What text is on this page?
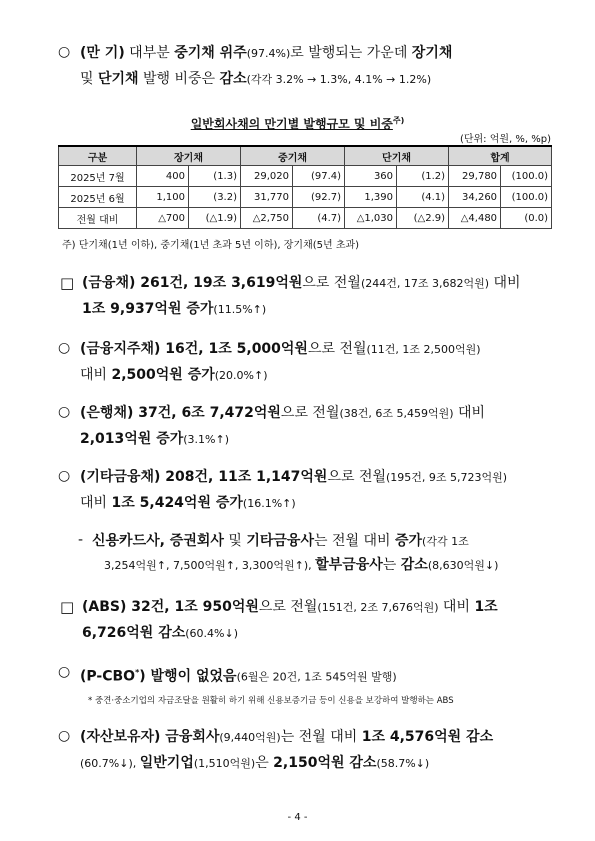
○ (만 기) 대부분 중기채 위주(97.4%)로 발행되는 가운데 장기채
및 단기채 발행 비중은 감소(각각 3.2% → 1.3%, 4.1% → 1.2%)
일반회사채의 만기별 발행규모 및 비중$^{주)}$
(단위: 억원, %, %p)
구분	장기채		중기채		단기채		합계	
2025년 7월	400	(1.3)	29,020	(97.4)	360	(1.2)	29,780	(100.0)
2025년 6월	1,100	(3.2)	31,770	(92.7)	1,390	(4.1)	34,260	(100.0)
전월 대비	△700	(△1.9)	△2,750	(4.7)	△1,030	(△2.9)	△4,480	(0.0)
주) 단기채(1년 이하), 중기채(1년 초과 5년 이하), 장기채(5년 초과)
□ (금융채) 261건, 19조 3,619억원으로 전월(244건, 17조 3,682억원) 대비
1조 9,937억원 증가(11.5%↑)
○ (금융지주채) 16건, 1조 5,000억원으로 전월(11건, 1조 2,500억원)
대비 2,500억원 증가(20.0%↑)
○ (은행채) 37건, 6조 7,472억원으로 전월(38건, 6조 5,459억원) 대비
2,013억원 증가(3.1%↑)
○ (기타금융채) 208건, 11조 1,147억원으로 전월(195건, 9조 5,723억원)
대비 1조 5,424억원 증가(16.1%↑)
- 신용카드사, 증권회사 및 기타금융사는 전월 대비 증가(각각 1조
3,254억원↑, 7,500억원↑, 3,300억원↑), 할부금융사는 감소(8,630억원↓)
□ (ABS) 32건, 1조 950억원으로 전월(151건, 2조 7,676억원) 대비 1조
6,726억원 감소(60.4%↓)
○ (P-CBO*) 발행이 없었음(6월은 20건, 1조 545억원 발행)
* 중견·중소기업의 자금조달을 원활히 하기 위해 신용보증기금 등이 신용을 보강하여 발행하는 ABS
○ (자산보유자) 금융회사(9,440억원)는 전월 대비 1조 4,576억원 감소
(60.7%↓), 일반기업(1,510억원)은 2,150억원 감소(58.7%↓)
- 4 -
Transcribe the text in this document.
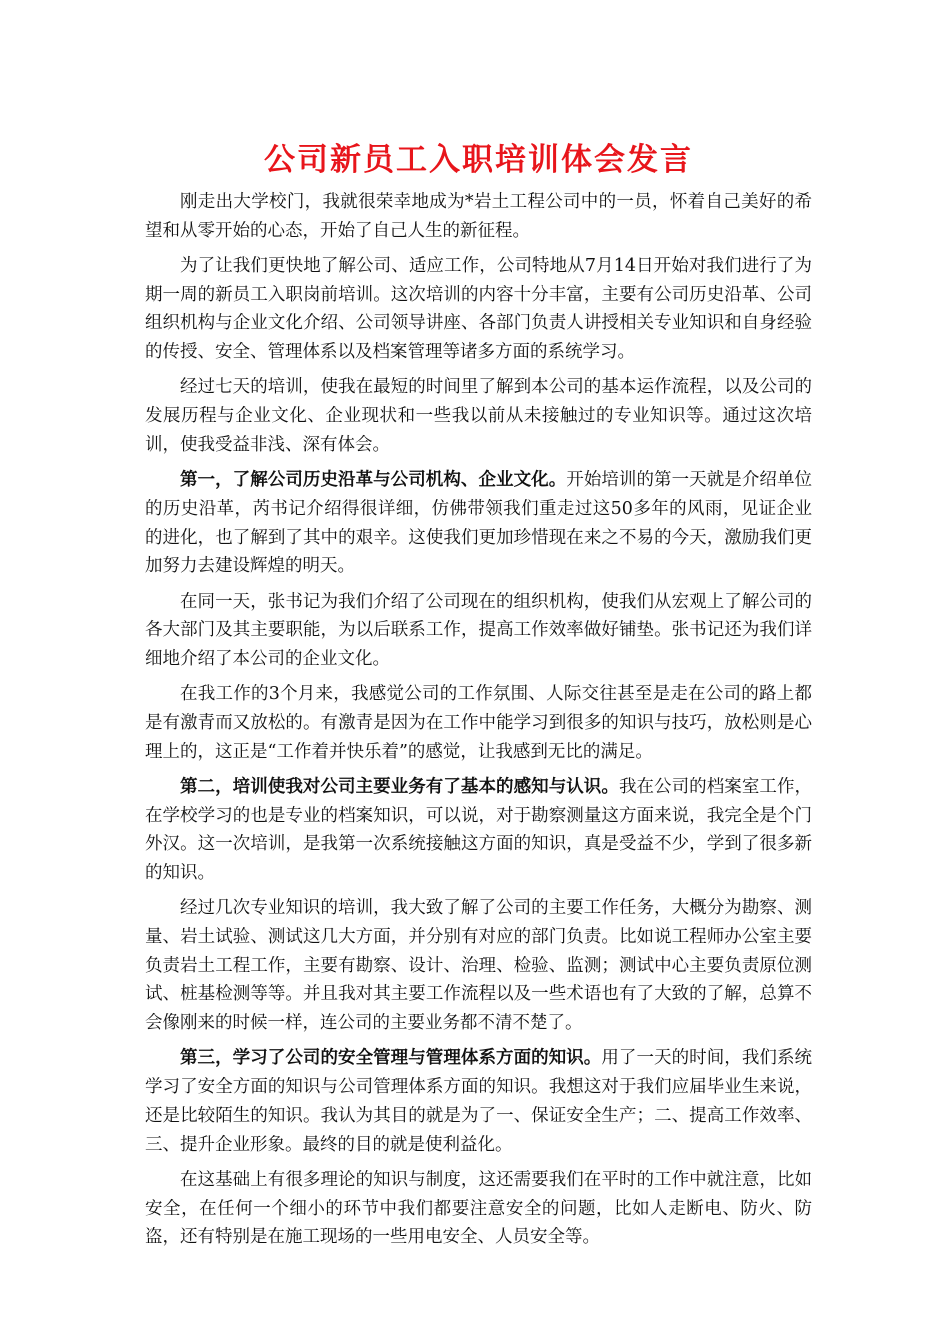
公司新员工入职培训体会发言

刚走出大学校门，我就很荣幸地成为*岩土工程公司中的一员，怀着自己美好的希望和从零开始的心态，开始了自己人生的新征程。

为了让我们更快地了解公司、适应工作，公司特地从7月14日开始对我们进行了为期一周的新员工入职岗前培训。这次培训的内容十分丰富，主要有公司历史沿革、公司组织机构与企业文化介绍、公司领导讲座、各部门负责人讲授相关专业知识和自身经验的传授、安全、管理体系以及档案管理等诸多方面的系统学习。

经过七天的培训，使我在最短的时间里了解到本公司的基本运作流程，以及公司的发展历程与企业文化、企业现状和一些我以前从未接触过的专业知识等。通过这次培训，使我受益非浅、深有体会。

第一，了解公司历史沿革与公司机构、企业文化。开始培训的第一天就是介绍单位的历史沿革，芮书记介绍得很详细，仿佛带领我们重走过这50多年的风雨，见证企业的进化，也了解到了其中的艰辛。这使我们更加珍惜现在来之不易的今天，激励我们更加努力去建设辉煌的明天。

在同一天，张书记为我们介绍了公司现在的组织机构，使我们从宏观上了解公司的各大部门及其主要职能，为以后联系工作，提高工作效率做好铺垫。张书记还为我们详细地介绍了本公司的企业文化。

在我工作的3个月来，我感觉公司的工作氛围、人际交往甚至是走在公司的路上都是有激青而又放松的。有激青是因为在工作中能学习到很多的知识与技巧，放松则是心理上的，这正是“工作着并快乐着”的感觉，让我感到无比的满足。

第二，培训使我对公司主要业务有了基本的感知与认识。我在公司的档案室工作，在学校学习的也是专业的档案知识，可以说，对于勘察测量这方面来说，我完全是个门外汉。这一次培训，是我第一次系统接触这方面的知识，真是受益不少，学到了很多新的知识。

经过几次专业知识的培训，我大致了解了公司的主要工作任务，大概分为勘察、测量、岩土试验、测试这几大方面，并分别有对应的部门负责。比如说工程师办公室主要负责岩土工程工作，主要有勘察、设计、治理、检验、监测；测试中心主要负责原位测试、桩基检测等等。并且我对其主要工作流程以及一些术语也有了大致的了解，总算不会像刚来的时候一样，连公司的主要业务都不清不楚了。

第三，学习了公司的安全管理与管理体系方面的知识。用了一天的时间，我们系统学习了安全方面的知识与公司管理体系方面的知识。我想这对于我们应届毕业生来说，还是比较陌生的知识。我认为其目的就是为了一、保证安全生产；二、提高工作效率、三、提升企业形象。最终的目的就是使利益化。

在这基础上有很多理论的知识与制度，这还需要我们在平时的工作中就注意，比如安全，在任何一个细小的环节中我们都要注意安全的问题，比如人走断电、防火、防盗，还有特别是在施工现场的一些用电安全、人员安全等。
* * * * *
* _Instructions to follow_
Look over the records above and copy each line that includes the string "text".

* _Answer to the exercise_
What text is on this page?
Transcribe the text in this document.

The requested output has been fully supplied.